# [EXERCISE]
Restate each entry word for word, leaving nothing out.

— START OF DATA LISTING —

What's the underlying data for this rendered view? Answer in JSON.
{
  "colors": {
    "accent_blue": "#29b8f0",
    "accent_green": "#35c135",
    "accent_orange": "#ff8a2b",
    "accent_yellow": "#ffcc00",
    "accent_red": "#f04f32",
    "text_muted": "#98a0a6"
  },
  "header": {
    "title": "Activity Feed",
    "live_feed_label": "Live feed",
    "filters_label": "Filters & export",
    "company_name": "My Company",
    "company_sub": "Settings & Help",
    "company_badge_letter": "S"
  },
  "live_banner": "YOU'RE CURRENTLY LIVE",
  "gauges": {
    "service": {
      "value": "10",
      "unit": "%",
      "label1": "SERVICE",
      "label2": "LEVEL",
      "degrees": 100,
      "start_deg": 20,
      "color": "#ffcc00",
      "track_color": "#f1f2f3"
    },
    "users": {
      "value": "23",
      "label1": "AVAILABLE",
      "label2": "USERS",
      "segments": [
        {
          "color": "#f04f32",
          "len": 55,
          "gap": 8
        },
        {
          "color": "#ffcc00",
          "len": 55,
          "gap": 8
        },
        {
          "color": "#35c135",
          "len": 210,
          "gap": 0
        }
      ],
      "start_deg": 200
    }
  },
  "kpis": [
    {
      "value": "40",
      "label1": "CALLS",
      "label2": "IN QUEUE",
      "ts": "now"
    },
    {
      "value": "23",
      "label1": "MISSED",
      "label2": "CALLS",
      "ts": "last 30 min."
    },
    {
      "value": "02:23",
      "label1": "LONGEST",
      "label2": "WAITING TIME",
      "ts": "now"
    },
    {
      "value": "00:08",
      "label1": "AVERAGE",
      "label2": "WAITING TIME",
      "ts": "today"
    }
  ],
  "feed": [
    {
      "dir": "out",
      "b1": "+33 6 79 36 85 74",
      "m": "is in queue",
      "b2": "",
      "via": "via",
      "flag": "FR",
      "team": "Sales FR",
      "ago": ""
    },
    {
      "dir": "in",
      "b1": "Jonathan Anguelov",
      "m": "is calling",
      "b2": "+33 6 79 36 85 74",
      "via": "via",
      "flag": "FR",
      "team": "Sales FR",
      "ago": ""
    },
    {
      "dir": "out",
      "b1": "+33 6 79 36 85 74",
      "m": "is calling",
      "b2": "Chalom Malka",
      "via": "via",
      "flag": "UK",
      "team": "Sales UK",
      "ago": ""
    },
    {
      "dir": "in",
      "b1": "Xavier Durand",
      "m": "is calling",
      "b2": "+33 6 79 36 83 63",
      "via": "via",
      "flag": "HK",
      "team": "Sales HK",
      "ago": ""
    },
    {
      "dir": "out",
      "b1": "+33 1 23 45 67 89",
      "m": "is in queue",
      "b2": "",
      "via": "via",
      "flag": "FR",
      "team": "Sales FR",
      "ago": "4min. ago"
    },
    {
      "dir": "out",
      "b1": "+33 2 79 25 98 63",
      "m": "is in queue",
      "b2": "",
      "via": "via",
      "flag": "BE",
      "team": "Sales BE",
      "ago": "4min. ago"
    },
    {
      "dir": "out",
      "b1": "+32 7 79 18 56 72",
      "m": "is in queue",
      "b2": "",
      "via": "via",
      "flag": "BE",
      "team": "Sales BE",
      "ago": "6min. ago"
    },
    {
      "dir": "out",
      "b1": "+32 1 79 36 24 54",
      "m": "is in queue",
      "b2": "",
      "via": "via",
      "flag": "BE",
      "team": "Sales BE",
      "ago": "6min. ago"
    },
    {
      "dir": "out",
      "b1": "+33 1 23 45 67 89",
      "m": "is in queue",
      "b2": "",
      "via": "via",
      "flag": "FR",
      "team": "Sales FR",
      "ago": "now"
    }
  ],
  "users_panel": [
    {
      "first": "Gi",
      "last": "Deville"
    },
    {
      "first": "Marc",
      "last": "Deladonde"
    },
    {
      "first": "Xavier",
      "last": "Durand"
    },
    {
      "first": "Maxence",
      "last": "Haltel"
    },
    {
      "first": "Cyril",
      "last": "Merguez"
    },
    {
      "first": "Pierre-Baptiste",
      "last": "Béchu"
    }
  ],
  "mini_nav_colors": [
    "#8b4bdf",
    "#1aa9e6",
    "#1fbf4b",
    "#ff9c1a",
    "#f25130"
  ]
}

— END OF DATA LISTING —

# [FINISHED TASK]
What's the underlying data for this rendered view? Answer in JSON.
{
  "colors": {
    "accent_blue": "#29b8f0",
    "accent_green": "#35c135",
    "accent_orange": "#ff8a2b",
    "accent_yellow": "#ffcc00",
    "accent_red": "#f04f32",
    "text_muted": "#98a0a6"
  },
  "header": {
    "title": "Activity Feed",
    "live_feed_label": "Live feed",
    "filters_label": "Filters & export",
    "company_name": "My Company",
    "company_sub": "Settings & Help",
    "company_badge_letter": "S"
  },
  "live_banner": "YOU'RE CURRENTLY LIVE",
  "gauges": {
    "service": {
      "value": "10",
      "unit": "%",
      "label1": "SERVICE",
      "label2": "LEVEL",
      "degrees": 100,
      "start_deg": 20,
      "color": "#ffcc00",
      "track_color": "#f1f2f3"
    },
    "users": {
      "value": "23",
      "label1": "AVAILABLE",
      "label2": "USERS",
      "segments": [
        {
          "color": "#f04f32",
          "len": 55,
          "gap": 8
        },
        {
          "color": "#ffcc00",
          "len": 55,
          "gap": 8
        },
        {
          "color": "#35c135",
          "len": 210,
          "gap": 0
        }
      ],
      "start_deg": 200
    }
  },
  "kpis": [
    {
      "value": "40",
      "label1": "CALLS",
      "label2": "IN QUEUE",
      "ts": "now"
    },
    {
      "value": "23",
      "label1": "MISSED",
      "label2": "CALLS",
      "ts": "last 30 min."
    },
    {
      "value": "02:23",
      "label1": "LONGEST",
      "label2": "WAITING TIME",
      "ts": "now"
    },
    {
      "value": "00:08",
      "label1": "AVERAGE",
      "label2": "WAITING TIME",
      "ts": "today"
    }
  ],
  "feed": [
    {
      "dir": "out",
      "b1": "+33 6 79 36 85 74",
      "m": "is in queue",
      "b2": "",
      "via": "via",
      "flag": "FR",
      "team": "Sales FR",
      "ago": ""
    },
    {
      "dir": "in",
      "b1": "Jonathan Anguelov",
      "m": "is calling",
      "b2": "+33 6 79 36 85 74",
      "via": "via",
      "flag": "FR",
      "team": "Sales FR",
      "ago": ""
    },
    {
      "dir": "out",
      "b1": "+33 6 79 36 85 74",
      "m": "is calling",
      "b2": "Chalom Malka",
      "via": "via",
      "flag": "UK",
      "team": "Sales UK",
      "ago": ""
    },
    {
      "dir": "in",
      "b1": "Xavier Durand",
      "m": "is calling",
      "b2": "+33 6 79 36 83 63",
      "via": "via",
      "flag": "HK",
      "team": "Sales HK",
      "ago": ""
    },
    {
      "dir": "out",
      "b1": "+33 1 23 45 67 89",
      "m": "is in queue",
      "b2": "",
      "via": "via",
      "flag": "FR",
      "team": "Sales FR",
      "ago": "4min. ago"
    },
    {
      "dir": "out",
      "b1": "+33 2 79 25 98 63",
      "m": "is in queue",
      "b2": "",
      "via": "via",
      "flag": "BE",
      "team": "Sales BE",
      "ago": "4min. ago"
    },
    {
      "dir": "out",
      "b1": "+32 7 79 18 56 72",
      "m": "is in queue",
      "b2": "",
      "via": "via",
      "flag": "BE",
      "team": "Sales BE",
      "ago": "6min. ago"
    },
    {
      "dir": "out",
      "b1": "+32 1 79 36 24 54",
      "m": "is in queue",
      "b2": "",
      "via": "via",
      "flag": "BE",
      "team": "Sales BE",
      "ago": "6min. ago"
    },
    {
      "dir": "out",
      "b1": "+33 1 23 45 67 89",
      "m": "is in queue",
      "b2": "",
      "via": "via",
      "flag": "FR",
      "team": "Sales FR",
      "ago": "now"
    }
  ],
  "users_panel": [
    {
      "first": "Gi",
      "last": "Deville"
    },
    {
      "first": "Marc",
      "last": "Deladonde"
    },
    {
      "first": "Xavier",
      "last": "Durand"
    },
    {
      "first": "Maxence",
      "last": "Haltel"
    },
    {
      "first": "Cyril",
      "last": "Merguez"
    },
    {
      "first": "Pierre-Baptiste",
      "last": "Béchu"
    }
  ],
  "mini_nav_colors": [
    "#8b4bdf",
    "#1aa9e6",
    "#1fbf4b",
    "#ff9c1a",
    "#f25130"
  ]
}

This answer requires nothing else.